[Stored data entries]
───
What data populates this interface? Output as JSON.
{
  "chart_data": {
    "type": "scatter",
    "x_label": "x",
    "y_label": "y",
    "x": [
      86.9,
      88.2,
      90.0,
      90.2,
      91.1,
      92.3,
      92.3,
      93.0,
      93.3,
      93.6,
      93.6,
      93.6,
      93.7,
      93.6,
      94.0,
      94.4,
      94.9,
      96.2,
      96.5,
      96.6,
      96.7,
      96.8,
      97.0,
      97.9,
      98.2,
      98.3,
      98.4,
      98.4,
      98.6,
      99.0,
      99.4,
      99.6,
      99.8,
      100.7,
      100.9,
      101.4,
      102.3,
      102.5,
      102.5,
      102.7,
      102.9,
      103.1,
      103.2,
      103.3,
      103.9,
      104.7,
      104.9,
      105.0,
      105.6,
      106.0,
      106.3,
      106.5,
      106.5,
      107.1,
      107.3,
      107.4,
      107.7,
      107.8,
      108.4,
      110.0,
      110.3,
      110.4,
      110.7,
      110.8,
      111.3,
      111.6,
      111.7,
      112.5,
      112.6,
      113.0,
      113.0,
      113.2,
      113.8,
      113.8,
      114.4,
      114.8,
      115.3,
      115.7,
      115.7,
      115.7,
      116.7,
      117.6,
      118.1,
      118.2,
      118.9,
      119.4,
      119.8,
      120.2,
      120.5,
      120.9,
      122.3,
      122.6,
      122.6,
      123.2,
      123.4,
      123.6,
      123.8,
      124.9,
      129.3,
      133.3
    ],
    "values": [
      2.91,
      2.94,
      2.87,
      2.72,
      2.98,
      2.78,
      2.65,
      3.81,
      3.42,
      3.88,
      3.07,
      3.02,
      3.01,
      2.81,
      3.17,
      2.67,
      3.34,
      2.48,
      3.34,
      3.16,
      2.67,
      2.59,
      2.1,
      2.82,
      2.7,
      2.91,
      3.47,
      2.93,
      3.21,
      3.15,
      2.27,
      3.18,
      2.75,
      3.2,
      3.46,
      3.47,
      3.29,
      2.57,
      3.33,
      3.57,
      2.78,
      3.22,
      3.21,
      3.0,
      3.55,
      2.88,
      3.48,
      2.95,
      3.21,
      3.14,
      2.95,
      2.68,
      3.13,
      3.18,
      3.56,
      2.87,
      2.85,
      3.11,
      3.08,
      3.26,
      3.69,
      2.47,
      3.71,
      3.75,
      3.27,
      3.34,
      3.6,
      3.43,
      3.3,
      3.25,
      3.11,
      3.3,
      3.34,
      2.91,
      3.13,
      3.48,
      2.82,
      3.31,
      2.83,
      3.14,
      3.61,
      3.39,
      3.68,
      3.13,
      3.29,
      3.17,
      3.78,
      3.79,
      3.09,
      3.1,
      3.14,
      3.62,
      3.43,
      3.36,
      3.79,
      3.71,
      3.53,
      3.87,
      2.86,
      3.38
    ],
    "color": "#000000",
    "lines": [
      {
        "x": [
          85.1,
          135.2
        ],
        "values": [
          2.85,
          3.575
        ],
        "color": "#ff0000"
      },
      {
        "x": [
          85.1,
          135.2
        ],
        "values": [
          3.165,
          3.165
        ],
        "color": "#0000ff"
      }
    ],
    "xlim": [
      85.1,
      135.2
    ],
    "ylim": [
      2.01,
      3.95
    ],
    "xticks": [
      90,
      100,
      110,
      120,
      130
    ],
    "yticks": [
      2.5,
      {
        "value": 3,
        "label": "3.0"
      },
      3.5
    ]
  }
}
───
The data above must be returned in full, exactly as written.

What data populates this interface? Output as JSON.
{
  "chart_data": {
    "type": "scatter",
    "x_label": "x",
    "y_label": "y",
    "x": [
      86.9,
      88.2,
      90.0,
      90.2,
      91.1,
      92.3,
      92.3,
      93.0,
      93.3,
      93.6,
      93.6,
      93.6,
      93.7,
      93.6,
      94.0,
      94.4,
      94.9,
      96.2,
      96.5,
      96.6,
      96.7,
      96.8,
      97.0,
      97.9,
      98.2,
      98.3,
      98.4,
      98.4,
      98.6,
      99.0,
      99.4,
      99.6,
      99.8,
      100.7,
      100.9,
      101.4,
      102.3,
      102.5,
      102.5,
      102.7,
      102.9,
      103.1,
      103.2,
      103.3,
      103.9,
      104.7,
      104.9,
      105.0,
      105.6,
      106.0,
      106.3,
      106.5,
      106.5,
      107.1,
      107.3,
      107.4,
      107.7,
      107.8,
      108.4,
      110.0,
      110.3,
      110.4,
      110.7,
      110.8,
      111.3,
      111.6,
      111.7,
      112.5,
      112.6,
      113.0,
      113.0,
      113.2,
      113.8,
      113.8,
      114.4,
      114.8,
      115.3,
      115.7,
      115.7,
      115.7,
      116.7,
      117.6,
      118.1,
      118.2,
      118.9,
      119.4,
      119.8,
      120.2,
      120.5,
      120.9,
      122.3,
      122.6,
      122.6,
      123.2,
      123.4,
      123.6,
      123.8,
      124.9,
      129.3,
      133.3
    ],
    "values": [
      2.91,
      2.94,
      2.87,
      2.72,
      2.98,
      2.78,
      2.65,
      3.81,
      3.42,
      3.88,
      3.07,
      3.02,
      3.01,
      2.81,
      3.17,
      2.67,
      3.34,
      2.48,
      3.34,
      3.16,
      2.67,
      2.59,
      2.1,
      2.82,
      2.7,
      2.91,
      3.47,
      2.93,
      3.21,
      3.15,
      2.27,
      3.18,
      2.75,
      3.2,
      3.46,
      3.47,
      3.29,
      2.57,
      3.33,
      3.57,
      2.78,
      3.22,
      3.21,
      3.0,
      3.55,
      2.88,
      3.48,
      2.95,
      3.21,
      3.14,
      2.95,
      2.68,
      3.13,
      3.18,
      3.56,
      2.87,
      2.85,
      3.11,
      3.08,
      3.26,
      3.69,
      2.47,
      3.71,
      3.75,
      3.27,
      3.34,
      3.6,
      3.43,
      3.3,
      3.25,
      3.11,
      3.3,
      3.34,
      2.91,
      3.13,
      3.48,
      2.82,
      3.31,
      2.83,
      3.14,
      3.61,
      3.39,
      3.68,
      3.13,
      3.29,
      3.17,
      3.78,
      3.79,
      3.09,
      3.1,
      3.14,
      3.62,
      3.43,
      3.36,
      3.79,
      3.71,
      3.53,
      3.87,
      2.86,
      3.38
    ],
    "color": "#000000",
    "lines": [
      {
        "x": [
          85.1,
          135.2
        ],
        "values": [
          2.85,
          3.575
        ],
        "color": "#ff0000"
      },
      {
        "x": [
          85.1,
          135.2
        ],
        "values": [
          3.165,
          3.165
        ],
        "color": "#0000ff"
      }
    ],
    "xlim": [
      85.1,
      135.2
    ],
    "ylim": [
      2.01,
      3.95
    ],
    "xticks": [
      90,
      100,
      110,
      120,
      130
    ],
    "yticks": [
      2.5,
      {
        "value": 3,
        "label": "3.0"
      },
      3.5
    ]
  }
}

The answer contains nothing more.